— Job —
Write out the entries verbatim and leave the images out of the copy.

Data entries

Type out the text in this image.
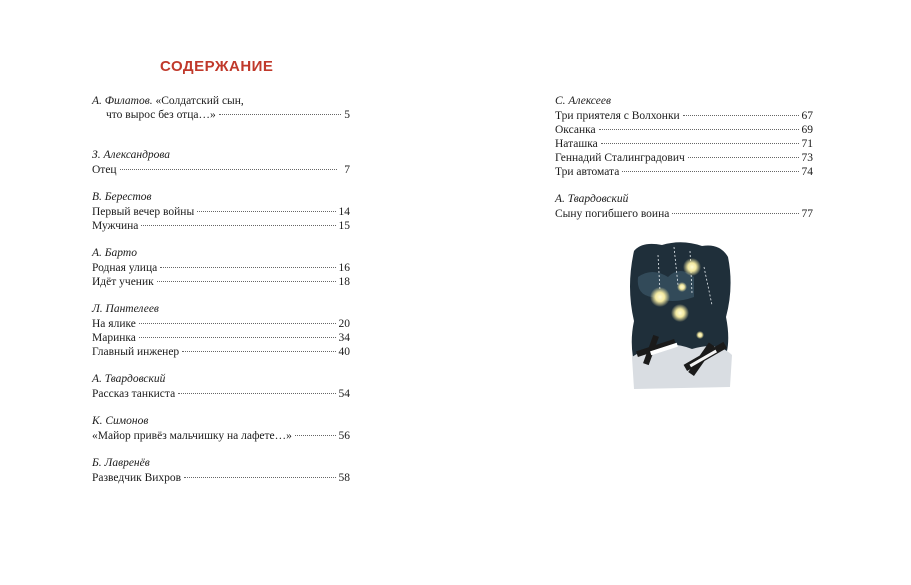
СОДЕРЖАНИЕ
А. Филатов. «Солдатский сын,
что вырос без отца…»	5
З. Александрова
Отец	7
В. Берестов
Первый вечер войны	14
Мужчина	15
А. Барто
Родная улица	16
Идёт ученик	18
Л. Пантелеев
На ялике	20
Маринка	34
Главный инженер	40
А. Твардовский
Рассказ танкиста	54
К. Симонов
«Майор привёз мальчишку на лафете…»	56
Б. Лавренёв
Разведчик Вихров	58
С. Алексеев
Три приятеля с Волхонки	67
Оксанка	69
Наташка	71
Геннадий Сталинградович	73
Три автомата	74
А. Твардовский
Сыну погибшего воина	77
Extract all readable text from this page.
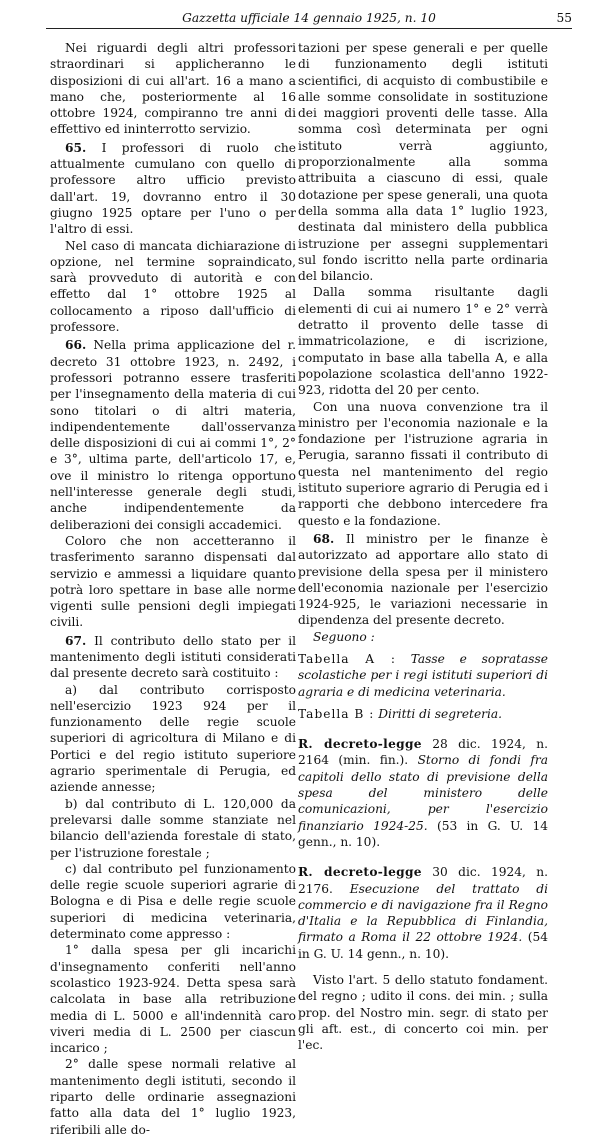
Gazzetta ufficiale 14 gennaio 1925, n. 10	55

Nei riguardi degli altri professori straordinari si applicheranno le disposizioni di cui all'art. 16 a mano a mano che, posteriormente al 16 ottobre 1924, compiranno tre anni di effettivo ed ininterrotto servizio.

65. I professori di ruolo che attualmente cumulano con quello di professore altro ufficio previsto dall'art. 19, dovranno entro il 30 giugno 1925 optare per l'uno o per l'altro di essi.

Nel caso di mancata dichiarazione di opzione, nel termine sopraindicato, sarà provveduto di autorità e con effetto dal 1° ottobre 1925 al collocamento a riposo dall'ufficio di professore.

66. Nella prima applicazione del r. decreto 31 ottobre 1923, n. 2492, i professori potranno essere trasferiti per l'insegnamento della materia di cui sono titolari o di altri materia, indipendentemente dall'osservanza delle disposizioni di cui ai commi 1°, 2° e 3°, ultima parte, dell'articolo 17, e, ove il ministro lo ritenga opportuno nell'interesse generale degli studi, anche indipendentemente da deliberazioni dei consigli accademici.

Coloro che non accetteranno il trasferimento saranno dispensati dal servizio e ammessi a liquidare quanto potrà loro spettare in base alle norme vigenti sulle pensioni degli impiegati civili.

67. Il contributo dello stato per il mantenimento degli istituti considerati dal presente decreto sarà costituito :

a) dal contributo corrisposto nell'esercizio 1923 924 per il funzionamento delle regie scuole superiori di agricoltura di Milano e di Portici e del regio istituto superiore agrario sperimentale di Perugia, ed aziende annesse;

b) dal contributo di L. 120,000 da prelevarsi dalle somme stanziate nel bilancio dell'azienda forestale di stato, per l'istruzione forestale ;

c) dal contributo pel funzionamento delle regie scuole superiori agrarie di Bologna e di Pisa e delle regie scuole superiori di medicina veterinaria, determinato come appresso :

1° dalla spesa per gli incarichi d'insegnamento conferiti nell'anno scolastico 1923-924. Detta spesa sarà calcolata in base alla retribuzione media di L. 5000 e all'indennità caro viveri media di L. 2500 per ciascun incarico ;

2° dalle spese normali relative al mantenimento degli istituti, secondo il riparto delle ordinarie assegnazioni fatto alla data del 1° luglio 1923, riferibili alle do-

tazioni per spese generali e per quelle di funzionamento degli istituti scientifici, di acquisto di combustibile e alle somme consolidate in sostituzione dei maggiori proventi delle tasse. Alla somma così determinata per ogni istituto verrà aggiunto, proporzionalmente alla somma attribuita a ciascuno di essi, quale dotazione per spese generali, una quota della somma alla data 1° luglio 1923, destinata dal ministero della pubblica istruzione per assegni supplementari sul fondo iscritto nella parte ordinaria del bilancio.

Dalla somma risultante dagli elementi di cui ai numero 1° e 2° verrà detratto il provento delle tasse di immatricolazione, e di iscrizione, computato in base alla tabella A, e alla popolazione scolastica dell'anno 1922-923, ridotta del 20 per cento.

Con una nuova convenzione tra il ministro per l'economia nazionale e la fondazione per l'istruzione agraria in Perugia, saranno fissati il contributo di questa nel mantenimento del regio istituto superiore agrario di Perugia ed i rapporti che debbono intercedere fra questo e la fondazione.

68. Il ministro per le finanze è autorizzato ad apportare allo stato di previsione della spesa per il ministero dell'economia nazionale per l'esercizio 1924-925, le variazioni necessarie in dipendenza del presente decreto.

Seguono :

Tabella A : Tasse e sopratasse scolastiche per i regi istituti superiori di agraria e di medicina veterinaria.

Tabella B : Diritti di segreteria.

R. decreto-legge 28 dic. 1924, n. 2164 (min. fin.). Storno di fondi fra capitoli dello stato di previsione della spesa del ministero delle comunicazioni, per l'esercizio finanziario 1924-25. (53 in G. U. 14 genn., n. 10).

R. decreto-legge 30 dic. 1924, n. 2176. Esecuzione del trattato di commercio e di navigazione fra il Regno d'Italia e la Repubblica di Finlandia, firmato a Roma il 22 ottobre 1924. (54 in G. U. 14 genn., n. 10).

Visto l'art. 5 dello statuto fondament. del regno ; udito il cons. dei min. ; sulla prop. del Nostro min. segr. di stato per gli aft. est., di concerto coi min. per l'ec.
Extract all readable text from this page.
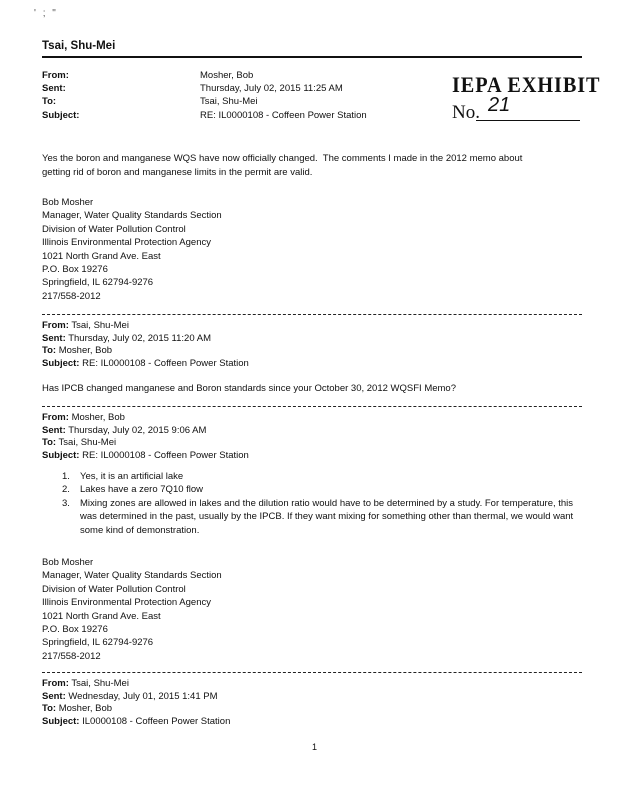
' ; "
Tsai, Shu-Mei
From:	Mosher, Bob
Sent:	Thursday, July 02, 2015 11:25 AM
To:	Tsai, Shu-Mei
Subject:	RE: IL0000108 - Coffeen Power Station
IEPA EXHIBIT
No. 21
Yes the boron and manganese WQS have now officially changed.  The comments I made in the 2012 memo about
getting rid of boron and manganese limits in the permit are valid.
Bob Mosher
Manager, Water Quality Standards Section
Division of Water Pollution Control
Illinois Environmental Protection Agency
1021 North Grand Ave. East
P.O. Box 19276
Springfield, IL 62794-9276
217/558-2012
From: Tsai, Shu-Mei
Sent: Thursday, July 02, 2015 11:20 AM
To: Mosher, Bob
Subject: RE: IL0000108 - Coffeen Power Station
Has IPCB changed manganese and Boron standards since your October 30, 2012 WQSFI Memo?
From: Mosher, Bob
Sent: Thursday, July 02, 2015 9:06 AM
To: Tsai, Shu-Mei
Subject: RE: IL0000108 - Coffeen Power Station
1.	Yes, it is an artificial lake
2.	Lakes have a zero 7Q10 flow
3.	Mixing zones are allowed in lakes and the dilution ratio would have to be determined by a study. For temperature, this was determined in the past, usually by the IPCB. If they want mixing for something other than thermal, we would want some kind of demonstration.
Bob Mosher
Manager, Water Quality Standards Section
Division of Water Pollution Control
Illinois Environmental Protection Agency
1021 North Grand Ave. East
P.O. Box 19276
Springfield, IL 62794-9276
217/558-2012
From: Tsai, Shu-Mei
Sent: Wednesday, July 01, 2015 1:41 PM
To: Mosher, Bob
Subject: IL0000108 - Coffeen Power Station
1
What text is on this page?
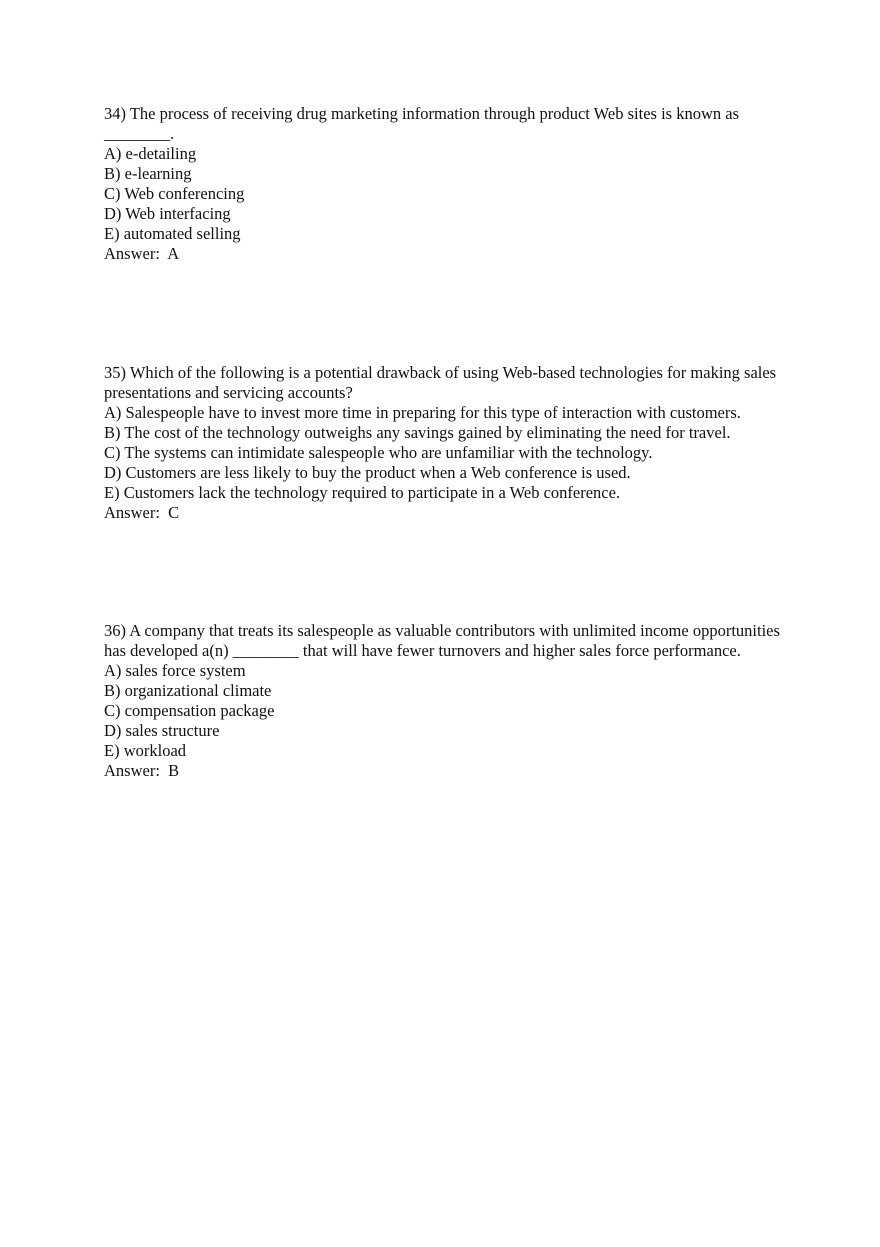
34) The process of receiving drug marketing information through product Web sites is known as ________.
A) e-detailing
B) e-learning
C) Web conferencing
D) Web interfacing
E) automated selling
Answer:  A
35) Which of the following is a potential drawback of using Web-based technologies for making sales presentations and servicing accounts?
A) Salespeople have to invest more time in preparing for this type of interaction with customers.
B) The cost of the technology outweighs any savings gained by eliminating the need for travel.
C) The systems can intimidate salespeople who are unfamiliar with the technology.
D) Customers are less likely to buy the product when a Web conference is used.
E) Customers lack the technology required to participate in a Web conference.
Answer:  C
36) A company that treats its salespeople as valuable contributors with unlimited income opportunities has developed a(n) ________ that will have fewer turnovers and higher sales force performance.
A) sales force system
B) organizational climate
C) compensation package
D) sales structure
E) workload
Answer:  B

— Solution to the exercise —
Type out the text in this image.
СОДЕРЖАНИЕ
А. Филатов. «Солдатский сын,
что вырос без отца…»	5
З. Александрова
Отец	7
В. Берестов
Первый вечер войны	14
Мужчина	15
А. Барто
Родная улица	16
Идёт ученик	18
Л. Пантелеев
На ялике	20
Маринка	34
Главный инженер	40
А. Твардовский
Рассказ танкиста	54
К. Симонов
«Майор привёз мальчишку на лафете…»	56
Б. Лавренёв
Разведчик Вихров	58
С. Алексеев
Три приятеля с Волхонки	67
Оксанка	69
Наташка	71
Геннадий Сталинградович	73
Три автомата	74
А. Твардовский
Сыну погибшего воина	77
Extract all readable text from this page.
Gazzetta ufficiale 14 gennaio 1925, n. 10	55

Nei riguardi degli altri professori straordinari si applicheranno le disposizioni di cui all'art. 16 a mano a mano che, posteriormente al 16 ottobre 1924, compiranno tre anni di effettivo ed ininterrotto servizio.

65. I professori di ruolo che attualmente cumulano con quello di professore altro ufficio previsto dall'art. 19, dovranno entro il 30 giugno 1925 optare per l'uno o per l'altro di essi.

Nel caso di mancata dichiarazione di opzione, nel termine sopraindicato, sarà provveduto di autorità e con effetto dal 1° ottobre 1925 al collocamento a riposo dall'ufficio di professore.

66. Nella prima applicazione del r. decreto 31 ottobre 1923, n. 2492, i professori potranno essere trasferiti per l'insegnamento della materia di cui sono titolari o di altri materia, indipendentemente dall'osservanza delle disposizioni di cui ai commi 1°, 2° e 3°, ultima parte, dell'articolo 17, e, ove il ministro lo ritenga opportuno nell'interesse generale degli studi, anche indipendentemente da deliberazioni dei consigli accademici.

Coloro che non accetteranno il trasferimento saranno dispensati dal servizio e ammessi a liquidare quanto potrà loro spettare in base alle norme vigenti sulle pensioni degli impiegati civili.

67. Il contributo dello stato per il mantenimento degli istituti considerati dal presente decreto sarà costituito :

a) dal contributo corrisposto nell'esercizio 1923 924 per il funzionamento delle regie scuole superiori di agricoltura di Milano e di Portici e del regio istituto superiore agrario sperimentale di Perugia, ed aziende annesse;

b) dal contributo di L. 120,000 da prelevarsi dalle somme stanziate nel bilancio dell'azienda forestale di stato, per l'istruzione forestale ;

c) dal contributo pel funzionamento delle regie scuole superiori agrarie di Bologna e di Pisa e delle regie scuole superiori di medicina veterinaria, determinato come appresso :

1° dalla spesa per gli incarichi d'insegnamento conferiti nell'anno scolastico 1923-924. Detta spesa sarà calcolata in base alla retribuzione media di L. 5000 e all'indennità caro viveri media di L. 2500 per ciascun incarico ;

2° dalle spese normali relative al mantenimento degli istituti, secondo il riparto delle ordinarie assegnazioni fatto alla data del 1° luglio 1923, riferibili alle do-

tazioni per spese generali e per quelle di funzionamento degli istituti scientifici, di acquisto di combustibile e alle somme consolidate in sostituzione dei maggiori proventi delle tasse. Alla somma così determinata per ogni istituto verrà aggiunto, proporzionalmente alla somma attribuita a ciascuno di essi, quale dotazione per spese generali, una quota della somma alla data 1° luglio 1923, destinata dal ministero della pubblica istruzione per assegni supplementari sul fondo iscritto nella parte ordinaria del bilancio.

Dalla somma risultante dagli elementi di cui ai numero 1° e 2° verrà detratto il provento delle tasse di immatricolazione, e di iscrizione, computato in base alla tabella A, e alla popolazione scolastica dell'anno 1922-923, ridotta del 20 per cento.

Con una nuova convenzione tra il ministro per l'economia nazionale e la fondazione per l'istruzione agraria in Perugia, saranno fissati il contributo di questa nel mantenimento del regio istituto superiore agrario di Perugia ed i rapporti che debbono intercedere fra questo e la fondazione.

68. Il ministro per le finanze è autorizzato ad apportare allo stato di previsione della spesa per il ministero dell'economia nazionale per l'esercizio 1924-925, le variazioni necessarie in dipendenza del presente decreto.

Seguono :

Tabella A : Tasse e sopratasse scolastiche per i regi istituti superiori di agraria e di medicina veterinaria.

Tabella B : Diritti di segreteria.

R. decreto-legge 28 dic. 1924, n. 2164 (min. fin.). Storno di fondi fra capitoli dello stato di previsione della spesa del ministero delle comunicazioni, per l'esercizio finanziario 1924-25. (53 in G. U. 14 genn., n. 10).

R. decreto-legge 30 dic. 1924, n. 2176. Esecuzione del trattato di commercio e di navigazione fra il Regno d'Italia e la Repubblica di Finlandia, firmato a Roma il 22 ottobre 1924. (54 in G. U. 14 genn., n. 10).

Visto l'art. 5 dello statuto fondament. del regno ; udito il cons. dei min. ; sulla prop. del Nostro min. segr. di stato per gli aft. est., di concerto coi min. per l'ec.
Extract all readable text from this page.
' ; "
Tsai, Shu-Mei
From:	Mosher, Bob
Sent:	Thursday, July 02, 2015 11:25 AM
To:	Tsai, Shu-Mei
Subject:	RE: IL0000108 - Coffeen Power Station
IEPA EXHIBIT
No. 21
Yes the boron and manganese WQS have now officially changed.  The comments I made in the 2012 memo about
getting rid of boron and manganese limits in the permit are valid.
Bob Mosher
Manager, Water Quality Standards Section
Division of Water Pollution Control
Illinois Environmental Protection Agency
1021 North Grand Ave. East
P.O. Box 19276
Springfield, IL 62794-9276
217/558-2012
From: Tsai, Shu-Mei
Sent: Thursday, July 02, 2015 11:20 AM
To: Mosher, Bob
Subject: RE: IL0000108 - Coffeen Power Station
Has IPCB changed manganese and Boron standards since your October 30, 2012 WQSFI Memo?
From: Mosher, Bob
Sent: Thursday, July 02, 2015 9:06 AM
To: Tsai, Shu-Mei
Subject: RE: IL0000108 - Coffeen Power Station
1.	Yes, it is an artificial lake
2.	Lakes have a zero 7Q10 flow
3.	Mixing zones are allowed in lakes and the dilution ratio would have to be determined by a study. For temperature, this was determined in the past, usually by the IPCB. If they want mixing for something other than thermal, we would want some kind of demonstration.
Bob Mosher
Manager, Water Quality Standards Section
Division of Water Pollution Control
Illinois Environmental Protection Agency
1021 North Grand Ave. East
P.O. Box 19276
Springfield, IL 62794-9276
217/558-2012
From: Tsai, Shu-Mei
Sent: Wednesday, July 01, 2015 1:41 PM
To: Mosher, Bob
Subject: IL0000108 - Coffeen Power Station
1
What text is on this page?
34) The process of receiving drug marketing information through product Web sites is known as ________.
A) e-detailing
B) e-learning
C) Web conferencing
D) Web interfacing
E) automated selling
Answer:  A
35) Which of the following is a potential drawback of using Web-based technologies for making sales presentations and servicing accounts?
A) Salespeople have to invest more time in preparing for this type of interaction with customers.
B) The cost of the technology outweighs any savings gained by eliminating the need for travel.
C) The systems can intimidate salespeople who are unfamiliar with the technology.
D) Customers are less likely to buy the product when a Web conference is used.
E) Customers lack the technology required to participate in a Web conference.
Answer:  C
36) A company that treats its salespeople as valuable contributors with unlimited income opportunities has developed a(n) ________ that will have fewer turnovers and higher sales force performance.
A) sales force system
B) organizational climate
C) compensation package
D) sales structure
E) workload
Answer:  B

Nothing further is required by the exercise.